AUFGABENSTELLUNG -
Führen Sie den Text über die Frage, ob Eltern ihr Kind zu streng erziehen, im Anschluss an seinen letzten Satz fort.

EXTRAHIERTER TEXT -
- - - -

Erziehe ich mein Kind zu streng?

Eine Frage, die sich viele Eltern stellen: Bin ich zu streng? Schließlich wollen wir unseren Kindern halt geben, aber gleichzeitig machen wir uns Sorgen, dass wir es übertreiben. Ich habe hier für Sie die wichtigsten Informationen zusammengeschrieben, Vor- und Nachteile beleuchtet und einen kleinen Fragebogen zusammengestellt, damit Sie einen Anhaltspunkt haben.

Sind wir als Eltern zu streng?

Wenn wir an strenge Eltern denken, denken die meisten von uns an den autoritären Erziehungsstil. Also jenen Erziehungsstil, bei dem die Macht und Kontrolle eindeutig bei uns Eltern liegt. Kontrolle und Regeln sind jedoch auch bei anderen Erziehungsstilen vorhanden und von Vorteil, zum Beispiel beim autoritativen Stil. Hier ist die Kontrolle vorhanden, allerdings an das Alter des Kindes angepasst.

Das heißt, unsere Kinder haben in den Bereichen, die sie schon beherrschen und für die sie bereits reif genug sind, auch die Freiheit sich selbstständig auszutoben. Ich glaube, dass die meisten Eltern, die sich informieren und ihre Erziehung immer wieder hinterfragen, genau da hineinfallen. Sie erziehen autoritativ, haben jedoch Sorge, dabei dennoch zu streng zu sein. Häufig kommen diese Gedanken, weil wir Eltern in stressigen, belastenden Situationen überreagiert haben oder auch weil wir uns mit anderen Eltern vergleichen.

Wir Eltern müssen es neben den alltäglichen Belastungen schaffen, unseren Kindern Grenzen zu setzen, sie liebevoll zu erziehen und ihnen Halt zu geben. Ein Balanceakt, der nicht immer leicht ist und uns viel abverlangt. Da ist es ganz natürlich, dass wir manchmal Fehler machen, ungeduldig werden, Konsequenzen vielleicht vorschnell setzen und im Nachhinein etwas bereuen. Das alles heißt jedoch nicht automatisch, dass wir zu streng waren. Vielleicht nur zu vorschnell oder ganz einfach zu gestresst.

Ich kann Sie beruhigen, die Grundbedürfnisse unserer Kinder sind, neben den physiologischen Bedürfnissen: Sicherheit, Liebe, Anerkennung, Freude, Entwicklung und Selbstständigkeit und Autonomie.

Die Grundbedürfnisse unserer Kinder

Bedürfnisse können nicht durch einzelne Ereignisse erfüllt werden und genauso wenig durch einzelne Ereignisse nicht erfüllt sein. Es geht dabei um die gesamte Tendenz. Daher sind einzelne Fehler, zwar ärgerlich, für uns selbst und natürlich auch für den momentanen Zustand unserer Kinder, gesamt betrachtet allerdings weniger einflussreich. 

Wenn Sie sich jetzt fragen, ob Sie generell zu streng sind, hat das Einfluss auf mehrere Grundbedürfnisse, hauptsächlich aber auf die Autonomie. Natürlich brauchen unsere Kinder  hier noch je nach Alter unsere Hilfe und Unterstützung. Es ist also vor allem wichtig, dass Sie Ihrem Kind die Freiheiten geben, die für das Alter, aber vor allem den Fähigkeiten Ihres Kindes entsprechen. Und in diesem Fall sind auf jeden Fall Sie der Experte.

- - - -

Räumliche Annotationseinträge
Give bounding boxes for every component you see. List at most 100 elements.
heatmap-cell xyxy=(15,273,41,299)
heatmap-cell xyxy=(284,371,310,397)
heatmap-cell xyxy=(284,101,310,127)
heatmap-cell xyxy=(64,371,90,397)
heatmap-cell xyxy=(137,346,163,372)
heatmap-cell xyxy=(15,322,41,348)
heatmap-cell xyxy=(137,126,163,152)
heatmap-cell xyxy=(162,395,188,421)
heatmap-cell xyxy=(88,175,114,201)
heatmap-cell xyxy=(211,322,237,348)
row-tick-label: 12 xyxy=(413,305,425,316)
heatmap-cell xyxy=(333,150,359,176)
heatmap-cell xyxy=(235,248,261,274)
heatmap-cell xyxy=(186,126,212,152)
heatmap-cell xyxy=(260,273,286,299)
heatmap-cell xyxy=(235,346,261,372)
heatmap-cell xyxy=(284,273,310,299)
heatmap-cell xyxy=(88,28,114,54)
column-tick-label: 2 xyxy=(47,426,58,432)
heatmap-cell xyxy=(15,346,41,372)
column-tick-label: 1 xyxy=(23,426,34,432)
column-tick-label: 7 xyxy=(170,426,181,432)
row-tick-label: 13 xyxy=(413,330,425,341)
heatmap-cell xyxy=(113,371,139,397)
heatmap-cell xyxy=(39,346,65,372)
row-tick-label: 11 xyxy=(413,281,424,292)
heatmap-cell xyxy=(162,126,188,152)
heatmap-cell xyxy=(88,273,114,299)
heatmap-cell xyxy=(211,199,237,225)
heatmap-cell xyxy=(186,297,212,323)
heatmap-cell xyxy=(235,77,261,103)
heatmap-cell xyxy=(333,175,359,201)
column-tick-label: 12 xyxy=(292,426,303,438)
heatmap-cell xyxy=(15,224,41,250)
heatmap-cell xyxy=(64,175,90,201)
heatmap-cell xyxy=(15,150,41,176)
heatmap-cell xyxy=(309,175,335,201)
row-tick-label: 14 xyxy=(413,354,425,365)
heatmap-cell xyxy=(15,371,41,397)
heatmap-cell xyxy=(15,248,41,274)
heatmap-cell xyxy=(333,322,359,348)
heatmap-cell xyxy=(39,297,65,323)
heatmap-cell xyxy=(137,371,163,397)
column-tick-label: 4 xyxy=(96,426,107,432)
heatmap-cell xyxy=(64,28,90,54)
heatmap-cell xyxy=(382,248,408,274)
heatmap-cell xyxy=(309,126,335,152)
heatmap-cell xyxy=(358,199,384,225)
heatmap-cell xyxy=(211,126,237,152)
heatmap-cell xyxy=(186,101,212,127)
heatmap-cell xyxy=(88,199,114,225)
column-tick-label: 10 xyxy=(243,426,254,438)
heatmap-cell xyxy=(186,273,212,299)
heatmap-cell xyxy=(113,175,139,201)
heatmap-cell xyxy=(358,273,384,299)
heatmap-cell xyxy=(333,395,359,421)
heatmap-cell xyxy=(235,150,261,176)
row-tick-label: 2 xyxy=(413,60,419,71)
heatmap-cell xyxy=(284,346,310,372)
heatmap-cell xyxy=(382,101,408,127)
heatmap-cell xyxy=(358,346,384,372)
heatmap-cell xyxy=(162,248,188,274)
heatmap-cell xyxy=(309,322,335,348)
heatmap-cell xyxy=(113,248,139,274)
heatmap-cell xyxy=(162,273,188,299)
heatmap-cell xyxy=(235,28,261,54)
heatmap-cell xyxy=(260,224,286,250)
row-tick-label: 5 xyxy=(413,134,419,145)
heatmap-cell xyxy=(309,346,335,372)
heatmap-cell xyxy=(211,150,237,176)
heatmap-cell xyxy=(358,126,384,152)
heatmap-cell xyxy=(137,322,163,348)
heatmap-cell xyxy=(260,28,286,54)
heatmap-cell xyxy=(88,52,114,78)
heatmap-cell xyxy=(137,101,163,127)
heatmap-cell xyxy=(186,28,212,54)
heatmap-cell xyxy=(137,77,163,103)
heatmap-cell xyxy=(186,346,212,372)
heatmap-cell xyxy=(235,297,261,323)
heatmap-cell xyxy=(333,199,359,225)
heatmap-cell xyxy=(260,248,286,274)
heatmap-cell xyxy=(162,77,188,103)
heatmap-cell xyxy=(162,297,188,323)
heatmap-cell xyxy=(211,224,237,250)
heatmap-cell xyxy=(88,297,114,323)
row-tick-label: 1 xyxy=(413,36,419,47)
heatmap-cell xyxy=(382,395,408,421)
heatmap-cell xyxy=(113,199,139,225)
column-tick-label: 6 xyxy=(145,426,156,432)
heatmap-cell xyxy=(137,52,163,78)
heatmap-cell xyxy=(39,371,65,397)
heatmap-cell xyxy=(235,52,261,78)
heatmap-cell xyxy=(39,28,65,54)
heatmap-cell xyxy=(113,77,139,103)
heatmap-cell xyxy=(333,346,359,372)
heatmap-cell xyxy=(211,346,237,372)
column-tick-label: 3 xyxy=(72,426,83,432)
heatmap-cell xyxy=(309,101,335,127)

- - - -

ENDGÜLTIGE ANTWORT -
Alle Informationen über Ihr Kind laufen ja auch bei Ihnen zusammen. Das heißt, auch wenn andere in dem Alter dieses oder jenes schon dürfen, dann liegt es bei Ihnen als Familie, das allein für sich zu entscheiden, ob das für Ihr Kind schon passt oder nicht. Im Optimalfall natürlich wirklich als Familie, also unter Einbezug der Meinung Ihres Kindes.

Bedürfnispyramide Kinder
Bedürfnispyramide Kinder

Kindern Halt geben

Viele mögen sich vielleicht fragen: wie schaffe ich es meinem Kind Halt zu geben, ohne autoritär oder zu streng zu sein? Wie schaffe ich es, dass mir mein Kind nicht entgleitet? Hier habe ich die wichtigsten Eckpfeiler für Sie zusammengefasst.

Achtung
Grenzen setzen und ein autoritativer Erziehungsstil ist kein Widerspruch!

Regeln

Regeln, an denen sich unsere Kinder orientieren können, sind enorm wichtig. Sie geben unseren Kindern Sicherheit, indem Sie unseren Kindern Grenzen vorgeben. Innerhalb dieser Grenzen können sich unsere Kinder in einem sicheren Rahmen ausprobieren und lernen. Natürlich werden unsere Kinder auch immer wieder austesten, wo diese Grenzen liegen. Das ist ein ganz normales und gesundes Verhalten. Wenngleich oft recht mühsam für uns Eltern. Umso wichtiger ist es, unseren Kindern aufzuzeigen, wo diese Grenzen liegen und warum diese nicht überschritten werden sollten.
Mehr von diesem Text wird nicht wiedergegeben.